Goal → Only the pictures stay out; every record is to be quoted exactly.

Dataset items
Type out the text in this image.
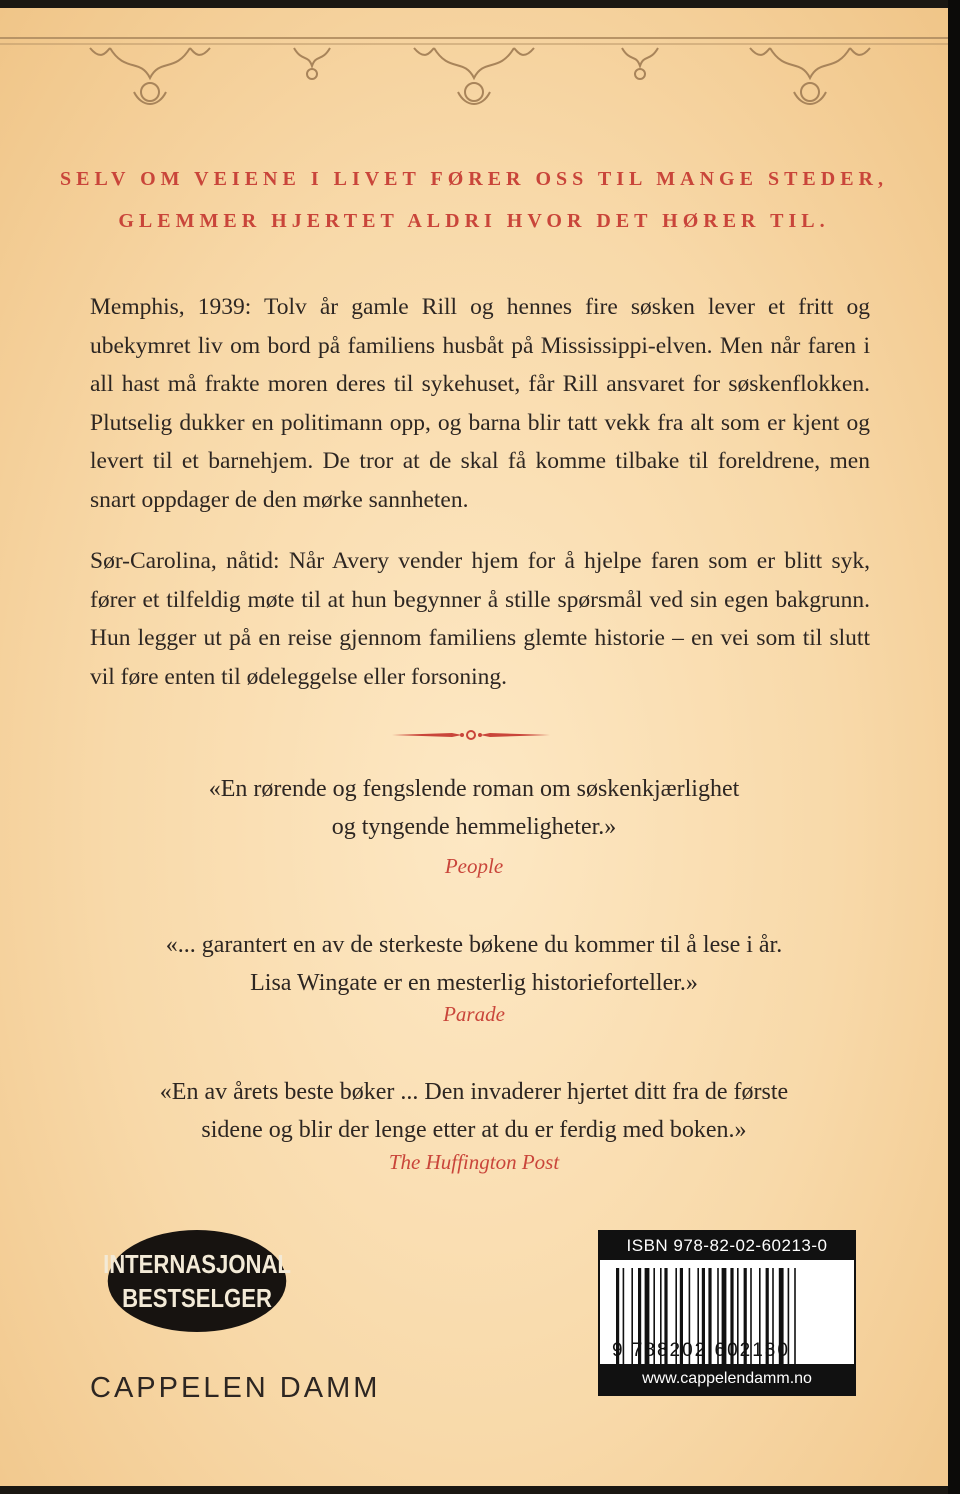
SELV OM VEIENE I LIVET FØRER OSS TIL MANGE STEDER,
GLEMMER HJERTET ALDRI HVOR DET HØRER TIL.

Memphis, 1939: Tolv år gamle Rill og hennes fire søsken lever et fritt og ubekymret liv om bord på familiens husbåt på Mississippi-elven. Men når faren i all hast må frakte moren deres til sykehuset, får Rill ansvaret for søskenflokken. Plutselig dukker en politimann opp, og barna blir tatt vekk fra alt som er kjent og levert til et barnehjem. De tror at de skal få komme tilbake til foreldrene, men snart oppdager de den mørke sannheten.

Sør-Carolina, nåtid: Når Avery vender hjem for å hjelpe faren som er blitt syk, fører et tilfeldig møte til at hun begynner å stille spørsmål ved sin egen bakgrunn. Hun legger ut på en reise gjennom familiens glemte historie – en vei som til slutt vil føre enten til ødeleggelse eller forsoning.

«En rørende og fengslende roman om søskenkjærlighet
og tyngende hemmeligheter.»
People
«... garantert en av de sterkeste bøkene du kommer til å lese i år.
Lisa Wingate er en mesterlig historieforteller.»
Parade
«En av årets beste bøker ... Den invaderer hjertet ditt fra de første
sidene og blir der lenge etter at du er ferdig med boken.»
The Huffington Post
INTERNASJONAL
BESTSELGER
CAPPELEN DAMM
ISBN 978-82-02-60213-0
9 788202 602130
www.cappelendamm.no
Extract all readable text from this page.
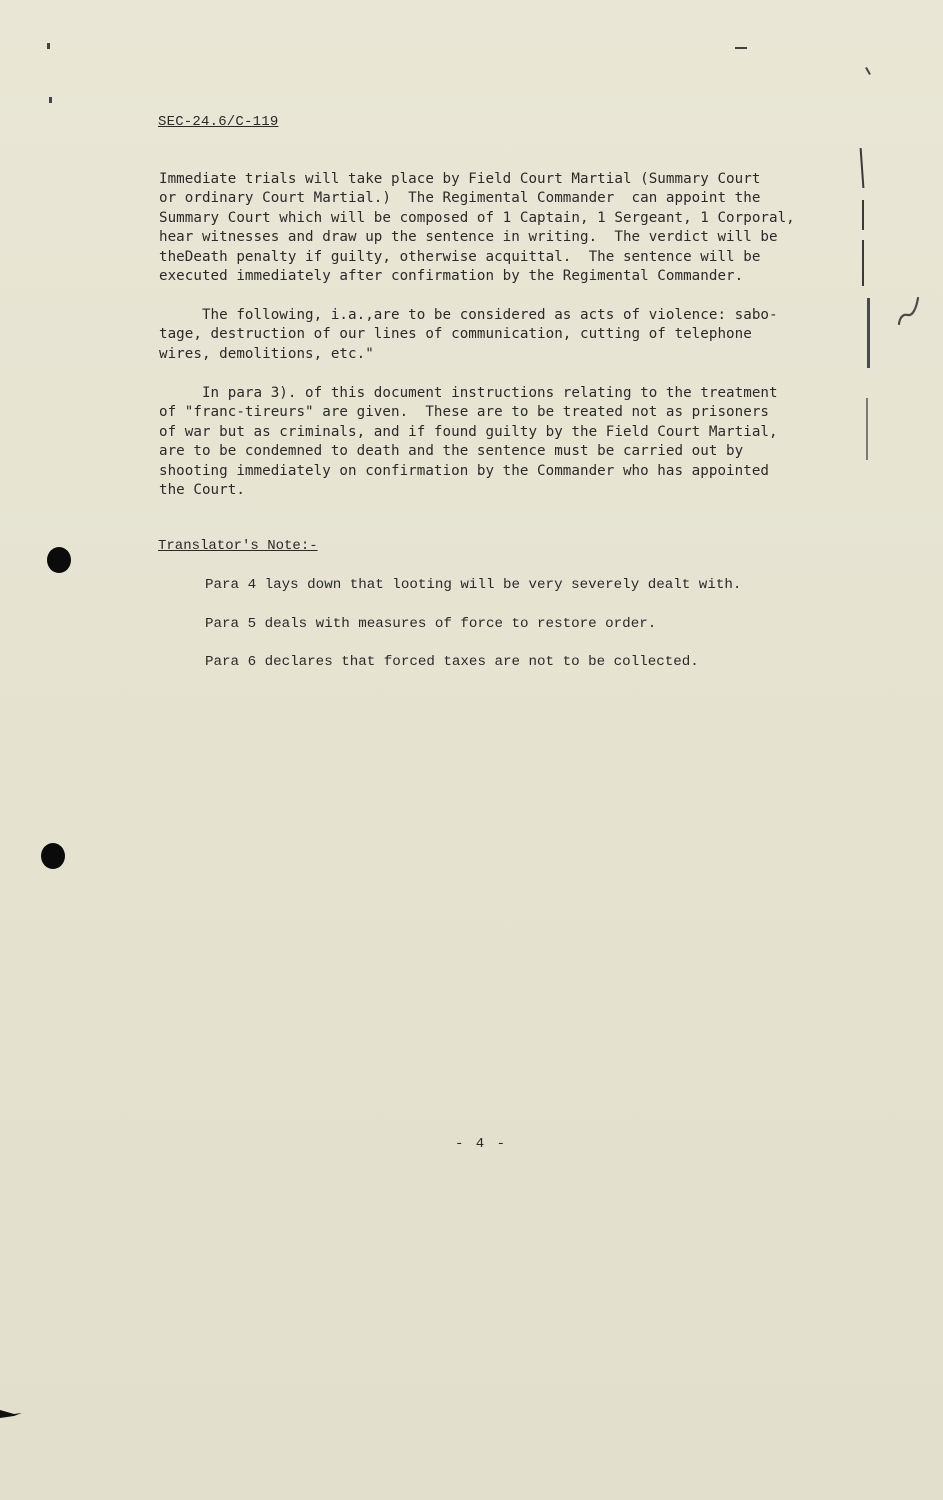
SEC-24.6/C-119
Immediate trials will take place by Field Court Martial (Summary Court
or ordinary Court Martial.)  The Regimental Commander  can appoint the
Summary Court which will be composed of 1 Captain, 1 Sergeant, 1 Corporal,
hear witnesses and draw up the sentence in writing.  The verdict will be
theDeath penalty if guilty, otherwise acquittal.  The sentence will be
executed immediately after confirmation by the Regimental Commander.
The following, i.a.,are to be considered as acts of violence: sabo-
tage, destruction of our lines of communication, cutting of telephone
wires, demolitions, etc."
In para 3). of this document instructions relating to the treatment
of "franc-tireurs" are given.  These are to be treated not as prisoners
of war but as criminals, and if found guilty by the Field Court Martial,
are to be condemned to death and the sentence must be carried out by
shooting immediately on confirmation by the Commander who has appointed
the Court.
Translator's Note:-
Para 4 lays down that looting will be very severely dealt with.
Para 5 deals with measures of force to restore order.
Para 6 declares that forced taxes are not to be collected.
- 4 -
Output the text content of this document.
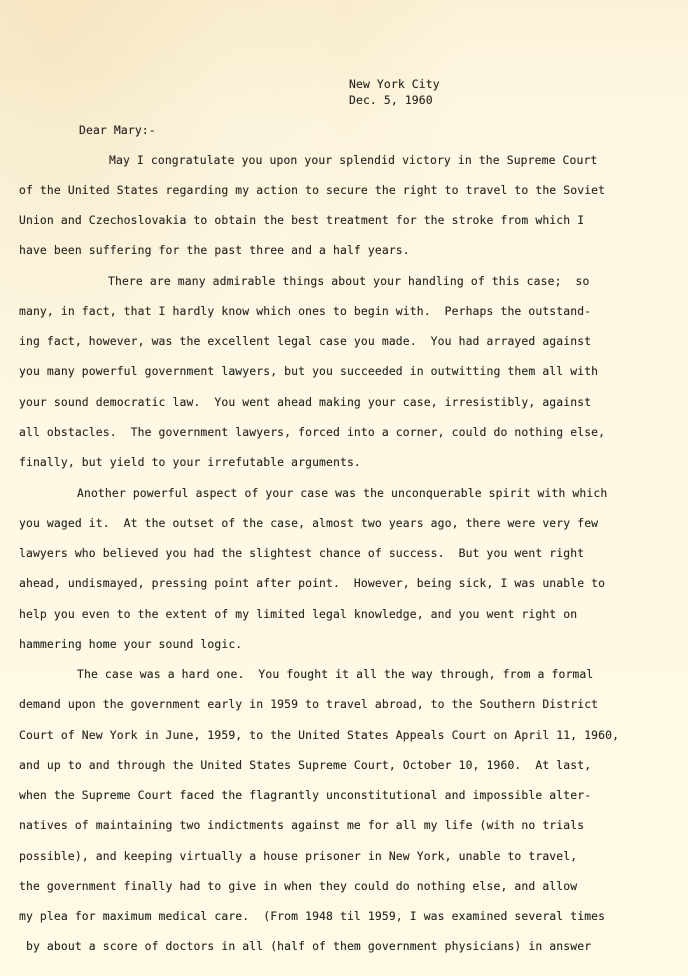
New York City
Dec. 5, 1960
Dear Mary:-
May I congratulate you upon your splendid victory in the Supreme Court
of the United States regarding my action to secure the right to travel to the Soviet
Union and Czechoslovakia to obtain the best treatment for the stroke from which I
have been suffering for the past three and a half years.
There are many admirable things about your handling of this case;  so
many, in fact, that I hardly know which ones to begin with.  Perhaps the outstand-
ing fact, however, was the excellent legal case you made.  You had arrayed against
you many powerful government lawyers, but you succeeded in outwitting them all with
your sound democratic law.  You went ahead making your case, irresistibly, against
all obstacles.  The government lawyers, forced into a corner, could do nothing else,
finally, but yield to your irrefutable arguments.
Another powerful aspect of your case was the unconquerable spirit with which
you waged it.  At the outset of the case, almost two years ago, there were very few
lawyers who believed you had the slightest chance of success.  But you went right
ahead, undismayed, pressing point after point.  However, being sick, I was unable to
help you even to the extent of my limited legal knowledge, and you went right on
hammering home your sound logic.
The case was a hard one.  You fought it all the way through, from a formal
demand upon the government early in 1959 to travel abroad, to the Southern District
Court of New York in June, 1959, to the United States Appeals Court on April 11, 1960,
and up to and through the United States Supreme Court, October 10, 1960.  At last,
when the Supreme Court faced the flagrantly unconstitutional and impossible alter-
natives of maintaining two indictments against me for all my life (with no trials
possible), and keeping virtually a house prisoner in New York, unable to travel,
the government finally had to give in when they could do nothing else, and allow
my plea for maximum medical care.  (From 1948 til 1959, I was examined several times
by about a score of doctors in all (half of them government physicians) in answer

Answer for the task →
Type out the text in this image.
SELV OM VEIENE I LIVET FØRER OSS TIL MANGE STEDER,
GLEMMER HJERTET ALDRI HVOR DET HØRER TIL.

Memphis, 1939: Tolv år gamle Rill og hennes fire søsken lever et fritt og ubekymret liv om bord på familiens husbåt på Mississippi-elven. Men når faren i all hast må frakte moren deres til sykehuset, får Rill ansvaret for søskenflokken. Plutselig dukker en politimann opp, og barna blir tatt vekk fra alt som er kjent og levert til et barnehjem. De tror at de skal få komme tilbake til foreldrene, men snart oppdager de den mørke sannheten.

Sør-Carolina, nåtid: Når Avery vender hjem for å hjelpe faren som er blitt syk, fører et tilfeldig møte til at hun begynner å stille spørsmål ved sin egen bakgrunn. Hun legger ut på en reise gjennom familiens glemte historie – en vei som til slutt vil føre enten til ødeleggelse eller forsoning.

«En rørende og fengslende roman om søskenkjærlighet
og tyngende hemmeligheter.»
People
«... garantert en av de sterkeste bøkene du kommer til å lese i år.
Lisa Wingate er en mesterlig historieforteller.»
Parade
«En av årets beste bøker ... Den invaderer hjertet ditt fra de første
sidene og blir der lenge etter at du er ferdig med boken.»
The Huffington Post
INTERNASJONAL
BESTSELGER
CAPPELEN DAMM
ISBN 978-82-02-60213-0
9 788202 602130
www.cappelendamm.no
Extract all readable text from this page.
SEC-24.6/C-119
Immediate trials will take place by Field Court Martial (Summary Court
or ordinary Court Martial.)  The Regimental Commander  can appoint the
Summary Court which will be composed of 1 Captain, 1 Sergeant, 1 Corporal,
hear witnesses and draw up the sentence in writing.  The verdict will be
theDeath penalty if guilty, otherwise acquittal.  The sentence will be
executed immediately after confirmation by the Regimental Commander.
The following, i.a.,are to be considered as acts of violence: sabo-
tage, destruction of our lines of communication, cutting of telephone
wires, demolitions, etc."
In para 3). of this document instructions relating to the treatment
of "franc-tireurs" are given.  These are to be treated not as prisoners
of war but as criminals, and if found guilty by the Field Court Martial,
are to be condemned to death and the sentence must be carried out by
shooting immediately on confirmation by the Commander who has appointed
the Court.
Translator's Note:-
Para 4 lays down that looting will be very severely dealt with.
Para 5 deals with measures of force to restore order.
Para 6 declares that forced taxes are not to be collected.
- 4 -
Output the text content of this document.
New York City
Dec. 5, 1960
Dear Mary:-
May I congratulate you upon your splendid victory in the Supreme Court
of the United States regarding my action to secure the right to travel to the Soviet
Union and Czechoslovakia to obtain the best treatment for the stroke from which I
have been suffering for the past three and a half years.
There are many admirable things about your handling of this case;  so
many, in fact, that I hardly know which ones to begin with.  Perhaps the outstand-
ing fact, however, was the excellent legal case you made.  You had arrayed against
you many powerful government lawyers, but you succeeded in outwitting them all with
your sound democratic law.  You went ahead making your case, irresistibly, against
all obstacles.  The government lawyers, forced into a corner, could do nothing else,
finally, but yield to your irrefutable arguments.
Another powerful aspect of your case was the unconquerable spirit with which
you waged it.  At the outset of the case, almost two years ago, there were very few
lawyers who believed you had the slightest chance of success.  But you went right
ahead, undismayed, pressing point after point.  However, being sick, I was unable to
help you even to the extent of my limited legal knowledge, and you went right on
hammering home your sound logic.
The case was a hard one.  You fought it all the way through, from a formal
demand upon the government early in 1959 to travel abroad, to the Southern District
Court of New York in June, 1959, to the United States Appeals Court on April 11, 1960,
and up to and through the United States Supreme Court, October 10, 1960.  At last,
when the Supreme Court faced the flagrantly unconstitutional and impossible alter-
natives of maintaining two indictments against me for all my life (with no trials
possible), and keeping virtually a house prisoner in New York, unable to travel,
the government finally had to give in when they could do nothing else, and allow
my plea for maximum medical care.  (From 1948 til 1959, I was examined several times
by about a score of doctors in all (half of them government physicians) in answer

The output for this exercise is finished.